» Exercise prompt: Your answer should reproduce the full set of records exactly as given.

(Beginning of Task inputs)

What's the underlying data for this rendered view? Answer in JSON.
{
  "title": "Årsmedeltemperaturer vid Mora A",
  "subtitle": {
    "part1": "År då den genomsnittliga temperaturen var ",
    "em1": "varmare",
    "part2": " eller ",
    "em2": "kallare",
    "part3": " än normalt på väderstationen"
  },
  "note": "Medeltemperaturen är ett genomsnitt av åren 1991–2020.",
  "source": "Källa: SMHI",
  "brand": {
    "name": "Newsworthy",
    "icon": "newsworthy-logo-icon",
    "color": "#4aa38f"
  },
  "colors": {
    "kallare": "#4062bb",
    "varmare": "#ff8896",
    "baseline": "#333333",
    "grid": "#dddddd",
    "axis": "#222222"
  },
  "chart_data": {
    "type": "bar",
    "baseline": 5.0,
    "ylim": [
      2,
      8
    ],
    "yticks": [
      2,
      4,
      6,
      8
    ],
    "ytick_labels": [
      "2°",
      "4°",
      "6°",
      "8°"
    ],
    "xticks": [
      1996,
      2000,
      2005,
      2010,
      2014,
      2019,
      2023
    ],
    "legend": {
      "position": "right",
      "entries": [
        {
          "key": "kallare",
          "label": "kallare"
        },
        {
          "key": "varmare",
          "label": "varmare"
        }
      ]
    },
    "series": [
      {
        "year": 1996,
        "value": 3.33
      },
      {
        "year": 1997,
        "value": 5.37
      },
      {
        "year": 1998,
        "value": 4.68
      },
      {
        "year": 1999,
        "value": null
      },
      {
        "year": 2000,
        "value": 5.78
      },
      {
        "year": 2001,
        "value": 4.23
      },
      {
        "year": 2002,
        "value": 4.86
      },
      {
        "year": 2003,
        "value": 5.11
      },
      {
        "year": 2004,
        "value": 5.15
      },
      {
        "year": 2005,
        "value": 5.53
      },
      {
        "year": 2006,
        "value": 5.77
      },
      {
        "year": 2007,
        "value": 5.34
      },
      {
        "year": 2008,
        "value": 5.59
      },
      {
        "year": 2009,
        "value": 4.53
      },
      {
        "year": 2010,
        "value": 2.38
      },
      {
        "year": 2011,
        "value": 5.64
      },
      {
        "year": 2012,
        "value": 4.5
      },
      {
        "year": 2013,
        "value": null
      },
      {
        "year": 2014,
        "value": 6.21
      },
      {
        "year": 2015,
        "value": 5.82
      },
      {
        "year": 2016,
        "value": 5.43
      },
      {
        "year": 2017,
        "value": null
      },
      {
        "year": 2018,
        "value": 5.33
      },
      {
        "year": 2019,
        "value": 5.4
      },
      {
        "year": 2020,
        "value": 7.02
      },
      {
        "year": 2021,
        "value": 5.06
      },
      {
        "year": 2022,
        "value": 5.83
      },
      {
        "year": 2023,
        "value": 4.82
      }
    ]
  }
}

(End of Task inputs)

» Solution for this task:
What's the underlying data for this rendered view? Answer in JSON.
{
  "title": "Årsmedeltemperaturer vid Mora A",
  "subtitle": {
    "part1": "År då den genomsnittliga temperaturen var ",
    "em1": "varmare",
    "part2": " eller ",
    "em2": "kallare",
    "part3": " än normalt på väderstationen"
  },
  "note": "Medeltemperaturen är ett genomsnitt av åren 1991–2020.",
  "source": "Källa: SMHI",
  "brand": {
    "name": "Newsworthy",
    "icon": "newsworthy-logo-icon",
    "color": "#4aa38f"
  },
  "colors": {
    "kallare": "#4062bb",
    "varmare": "#ff8896",
    "baseline": "#333333",
    "grid": "#dddddd",
    "axis": "#222222"
  },
  "chart_data": {
    "type": "bar",
    "baseline": 5.0,
    "ylim": [
      2,
      8
    ],
    "yticks": [
      2,
      4,
      6,
      8
    ],
    "ytick_labels": [
      "2°",
      "4°",
      "6°",
      "8°"
    ],
    "xticks": [
      1996,
      2000,
      2005,
      2010,
      2014,
      2019,
      2023
    ],
    "legend": {
      "position": "right",
      "entries": [
        {
          "key": "kallare",
          "label": "kallare"
        },
        {
          "key": "varmare",
          "label": "varmare"
        }
      ]
    },
    "series": [
      {
        "year": 1996,
        "value": 3.33
      },
      {
        "year": 1997,
        "value": 5.37
      },
      {
        "year": 1998,
        "value": 4.68
      },
      {
        "year": 1999,
        "value": null
      },
      {
        "year": 2000,
        "value": 5.78
      },
      {
        "year": 2001,
        "value": 4.23
      },
      {
        "year": 2002,
        "value": 4.86
      },
      {
        "year": 2003,
        "value": 5.11
      },
      {
        "year": 2004,
        "value": 5.15
      },
      {
        "year": 2005,
        "value": 5.53
      },
      {
        "year": 2006,
        "value": 5.77
      },
      {
        "year": 2007,
        "value": 5.34
      },
      {
        "year": 2008,
        "value": 5.59
      },
      {
        "year": 2009,
        "value": 4.53
      },
      {
        "year": 2010,
        "value": 2.38
      },
      {
        "year": 2011,
        "value": 5.64
      },
      {
        "year": 2012,
        "value": 4.5
      },
      {
        "year": 2013,
        "value": null
      },
      {
        "year": 2014,
        "value": 6.21
      },
      {
        "year": 2015,
        "value": 5.82
      },
      {
        "year": 2016,
        "value": 5.43
      },
      {
        "year": 2017,
        "value": null
      },
      {
        "year": 2018,
        "value": 5.33
      },
      {
        "year": 2019,
        "value": 5.4
      },
      {
        "year": 2020,
        "value": 7.02
      },
      {
        "year": 2021,
        "value": 5.06
      },
      {
        "year": 2022,
        "value": 5.83
      },
      {
        "year": 2023,
        "value": 4.82
      }
    ]
  }
}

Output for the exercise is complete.